▸ **Supplied data**:
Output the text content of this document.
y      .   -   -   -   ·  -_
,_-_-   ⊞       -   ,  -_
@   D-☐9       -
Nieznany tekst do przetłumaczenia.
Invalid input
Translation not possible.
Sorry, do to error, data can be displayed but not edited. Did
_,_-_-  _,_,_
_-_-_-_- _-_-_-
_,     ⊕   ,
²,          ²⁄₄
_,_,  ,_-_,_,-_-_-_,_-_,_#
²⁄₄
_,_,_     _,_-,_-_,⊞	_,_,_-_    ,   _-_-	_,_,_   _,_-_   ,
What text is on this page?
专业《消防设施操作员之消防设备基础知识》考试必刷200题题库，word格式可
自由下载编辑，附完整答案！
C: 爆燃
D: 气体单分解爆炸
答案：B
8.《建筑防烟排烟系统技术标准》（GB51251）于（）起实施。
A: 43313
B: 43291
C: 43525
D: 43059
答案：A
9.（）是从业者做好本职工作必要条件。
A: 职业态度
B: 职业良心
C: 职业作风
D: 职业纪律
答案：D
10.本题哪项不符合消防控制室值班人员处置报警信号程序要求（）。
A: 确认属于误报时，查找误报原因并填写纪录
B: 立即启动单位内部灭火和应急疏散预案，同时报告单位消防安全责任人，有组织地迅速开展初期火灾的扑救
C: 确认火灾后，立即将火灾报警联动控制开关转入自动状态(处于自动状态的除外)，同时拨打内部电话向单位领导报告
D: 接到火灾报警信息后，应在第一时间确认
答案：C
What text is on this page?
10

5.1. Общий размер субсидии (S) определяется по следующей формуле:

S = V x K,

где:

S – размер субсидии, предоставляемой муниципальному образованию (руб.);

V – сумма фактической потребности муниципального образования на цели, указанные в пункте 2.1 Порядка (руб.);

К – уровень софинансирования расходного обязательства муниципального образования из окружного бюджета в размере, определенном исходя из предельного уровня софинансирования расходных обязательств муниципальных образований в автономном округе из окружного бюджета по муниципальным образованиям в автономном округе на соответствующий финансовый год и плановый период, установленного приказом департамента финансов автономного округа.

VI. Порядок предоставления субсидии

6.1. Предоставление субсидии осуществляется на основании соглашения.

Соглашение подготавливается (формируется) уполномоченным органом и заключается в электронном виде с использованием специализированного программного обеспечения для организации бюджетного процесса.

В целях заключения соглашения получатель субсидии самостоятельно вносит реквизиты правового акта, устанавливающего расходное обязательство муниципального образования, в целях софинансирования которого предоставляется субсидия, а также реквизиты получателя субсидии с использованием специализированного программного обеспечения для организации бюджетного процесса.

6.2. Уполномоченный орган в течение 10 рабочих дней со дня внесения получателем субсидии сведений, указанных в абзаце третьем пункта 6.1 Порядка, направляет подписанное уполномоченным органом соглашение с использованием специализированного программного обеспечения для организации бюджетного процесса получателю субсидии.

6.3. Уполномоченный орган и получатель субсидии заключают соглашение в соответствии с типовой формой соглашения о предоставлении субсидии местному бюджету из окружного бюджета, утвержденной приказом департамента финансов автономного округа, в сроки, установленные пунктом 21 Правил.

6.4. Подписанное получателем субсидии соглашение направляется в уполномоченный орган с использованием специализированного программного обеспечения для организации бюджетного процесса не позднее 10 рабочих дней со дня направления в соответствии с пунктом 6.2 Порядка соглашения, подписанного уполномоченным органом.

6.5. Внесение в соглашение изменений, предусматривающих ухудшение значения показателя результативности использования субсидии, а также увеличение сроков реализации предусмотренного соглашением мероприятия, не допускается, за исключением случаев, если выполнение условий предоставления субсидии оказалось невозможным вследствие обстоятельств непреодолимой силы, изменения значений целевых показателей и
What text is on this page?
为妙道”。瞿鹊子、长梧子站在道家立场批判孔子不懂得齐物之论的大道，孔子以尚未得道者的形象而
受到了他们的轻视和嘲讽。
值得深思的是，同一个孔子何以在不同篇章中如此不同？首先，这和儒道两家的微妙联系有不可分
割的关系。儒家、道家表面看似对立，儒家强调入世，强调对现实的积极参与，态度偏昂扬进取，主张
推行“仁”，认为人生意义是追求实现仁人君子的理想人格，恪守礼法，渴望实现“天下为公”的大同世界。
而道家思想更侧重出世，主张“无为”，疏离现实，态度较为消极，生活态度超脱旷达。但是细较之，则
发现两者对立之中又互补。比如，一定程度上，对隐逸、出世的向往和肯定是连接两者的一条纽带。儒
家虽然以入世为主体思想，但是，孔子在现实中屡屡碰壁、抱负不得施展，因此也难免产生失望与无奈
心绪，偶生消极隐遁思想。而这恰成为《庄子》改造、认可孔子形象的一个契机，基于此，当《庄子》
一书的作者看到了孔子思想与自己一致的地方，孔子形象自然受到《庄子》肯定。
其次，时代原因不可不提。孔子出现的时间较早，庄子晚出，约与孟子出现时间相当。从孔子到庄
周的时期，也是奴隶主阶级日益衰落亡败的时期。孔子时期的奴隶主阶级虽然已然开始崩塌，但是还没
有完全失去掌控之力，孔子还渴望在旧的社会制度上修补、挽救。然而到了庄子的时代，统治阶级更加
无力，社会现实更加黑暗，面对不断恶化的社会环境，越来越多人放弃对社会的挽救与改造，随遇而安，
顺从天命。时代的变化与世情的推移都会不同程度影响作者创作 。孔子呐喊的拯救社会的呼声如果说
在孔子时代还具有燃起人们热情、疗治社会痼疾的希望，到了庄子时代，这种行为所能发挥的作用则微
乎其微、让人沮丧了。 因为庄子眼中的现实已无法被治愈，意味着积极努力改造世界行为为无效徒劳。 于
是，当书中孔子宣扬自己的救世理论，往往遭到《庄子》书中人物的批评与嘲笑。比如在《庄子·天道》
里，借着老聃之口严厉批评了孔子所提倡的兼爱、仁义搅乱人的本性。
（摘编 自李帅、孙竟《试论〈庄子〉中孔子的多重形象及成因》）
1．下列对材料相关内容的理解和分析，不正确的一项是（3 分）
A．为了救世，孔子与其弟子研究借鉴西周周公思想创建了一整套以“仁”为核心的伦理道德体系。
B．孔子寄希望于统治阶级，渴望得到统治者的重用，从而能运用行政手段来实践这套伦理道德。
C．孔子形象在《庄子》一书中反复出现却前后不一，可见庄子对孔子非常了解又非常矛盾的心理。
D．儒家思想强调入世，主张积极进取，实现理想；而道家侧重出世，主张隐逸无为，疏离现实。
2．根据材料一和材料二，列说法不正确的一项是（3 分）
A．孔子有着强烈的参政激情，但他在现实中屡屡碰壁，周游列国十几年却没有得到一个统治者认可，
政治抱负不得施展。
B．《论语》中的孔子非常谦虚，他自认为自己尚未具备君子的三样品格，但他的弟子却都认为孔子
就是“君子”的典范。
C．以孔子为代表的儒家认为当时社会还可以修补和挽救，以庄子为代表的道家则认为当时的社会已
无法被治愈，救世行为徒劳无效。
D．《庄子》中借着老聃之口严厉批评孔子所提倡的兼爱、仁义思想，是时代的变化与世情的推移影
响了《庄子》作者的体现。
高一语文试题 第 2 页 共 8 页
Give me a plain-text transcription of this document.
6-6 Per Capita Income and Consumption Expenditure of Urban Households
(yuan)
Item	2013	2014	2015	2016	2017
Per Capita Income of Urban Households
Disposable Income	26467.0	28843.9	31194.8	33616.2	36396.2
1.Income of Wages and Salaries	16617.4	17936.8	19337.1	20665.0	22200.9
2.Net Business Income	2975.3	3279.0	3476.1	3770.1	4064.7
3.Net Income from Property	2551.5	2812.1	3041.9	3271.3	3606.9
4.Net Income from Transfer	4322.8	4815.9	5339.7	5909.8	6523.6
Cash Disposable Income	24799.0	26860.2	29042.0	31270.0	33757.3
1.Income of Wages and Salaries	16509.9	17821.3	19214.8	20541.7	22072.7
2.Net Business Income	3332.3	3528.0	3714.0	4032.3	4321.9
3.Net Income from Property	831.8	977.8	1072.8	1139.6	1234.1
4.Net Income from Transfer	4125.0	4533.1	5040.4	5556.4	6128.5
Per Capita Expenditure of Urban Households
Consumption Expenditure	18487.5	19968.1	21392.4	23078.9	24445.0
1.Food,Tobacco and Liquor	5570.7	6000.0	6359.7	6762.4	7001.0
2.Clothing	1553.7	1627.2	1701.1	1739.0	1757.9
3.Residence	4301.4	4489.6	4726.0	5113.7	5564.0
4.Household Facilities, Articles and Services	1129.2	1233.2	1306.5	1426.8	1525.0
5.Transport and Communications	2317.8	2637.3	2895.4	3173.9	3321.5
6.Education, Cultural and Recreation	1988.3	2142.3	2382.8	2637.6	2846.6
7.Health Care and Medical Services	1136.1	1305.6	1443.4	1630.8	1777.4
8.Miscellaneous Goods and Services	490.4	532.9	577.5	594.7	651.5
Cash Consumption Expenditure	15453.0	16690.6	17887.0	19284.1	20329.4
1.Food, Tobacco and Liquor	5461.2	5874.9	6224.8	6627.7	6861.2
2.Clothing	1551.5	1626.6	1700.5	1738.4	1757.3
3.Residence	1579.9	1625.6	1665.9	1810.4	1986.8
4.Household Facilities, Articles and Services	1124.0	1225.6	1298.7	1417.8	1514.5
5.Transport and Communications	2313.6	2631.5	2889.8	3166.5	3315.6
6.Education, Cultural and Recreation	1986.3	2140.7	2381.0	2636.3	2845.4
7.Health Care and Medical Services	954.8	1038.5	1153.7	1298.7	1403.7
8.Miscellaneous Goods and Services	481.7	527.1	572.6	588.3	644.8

▸ **Stated exercise**: Copy out every line from the data above that has "document" in it.

▸ **Expected answer**:
Output the text content of this document.
Give me a plain-text transcription of this document.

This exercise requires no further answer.